** AIM OF THE EXERCISE **
Where a line in the listing below contains the word "color", copy that line.

** DATA FOR THIS TASK **
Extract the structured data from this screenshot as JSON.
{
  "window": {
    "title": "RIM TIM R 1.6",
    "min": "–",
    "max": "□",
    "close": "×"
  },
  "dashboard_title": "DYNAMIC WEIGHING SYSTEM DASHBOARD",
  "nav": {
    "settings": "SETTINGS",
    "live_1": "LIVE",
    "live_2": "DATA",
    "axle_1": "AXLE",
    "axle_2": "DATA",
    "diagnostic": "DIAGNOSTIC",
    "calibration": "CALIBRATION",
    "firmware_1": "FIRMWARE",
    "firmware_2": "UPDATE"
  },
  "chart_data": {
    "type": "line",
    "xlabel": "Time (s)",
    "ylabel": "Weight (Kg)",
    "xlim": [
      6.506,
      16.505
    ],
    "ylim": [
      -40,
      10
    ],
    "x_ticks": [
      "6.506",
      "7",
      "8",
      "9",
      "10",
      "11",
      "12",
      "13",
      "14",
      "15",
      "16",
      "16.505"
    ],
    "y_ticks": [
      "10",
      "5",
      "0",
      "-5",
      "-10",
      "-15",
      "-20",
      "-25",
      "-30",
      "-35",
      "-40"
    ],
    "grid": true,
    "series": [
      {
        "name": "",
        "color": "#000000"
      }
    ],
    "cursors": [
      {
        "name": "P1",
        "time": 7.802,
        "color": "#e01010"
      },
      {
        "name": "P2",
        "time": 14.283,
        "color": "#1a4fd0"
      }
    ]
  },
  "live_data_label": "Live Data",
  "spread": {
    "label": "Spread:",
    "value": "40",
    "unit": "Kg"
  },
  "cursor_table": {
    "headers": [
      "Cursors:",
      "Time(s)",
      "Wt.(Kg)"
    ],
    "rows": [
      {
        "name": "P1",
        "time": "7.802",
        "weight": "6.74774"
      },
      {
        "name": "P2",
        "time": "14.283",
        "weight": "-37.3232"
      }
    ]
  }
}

** RESPONSE TO THIS TASK **
        "color": "#000000"
        "color": "#e01010"
        "color": "#1a4fd0"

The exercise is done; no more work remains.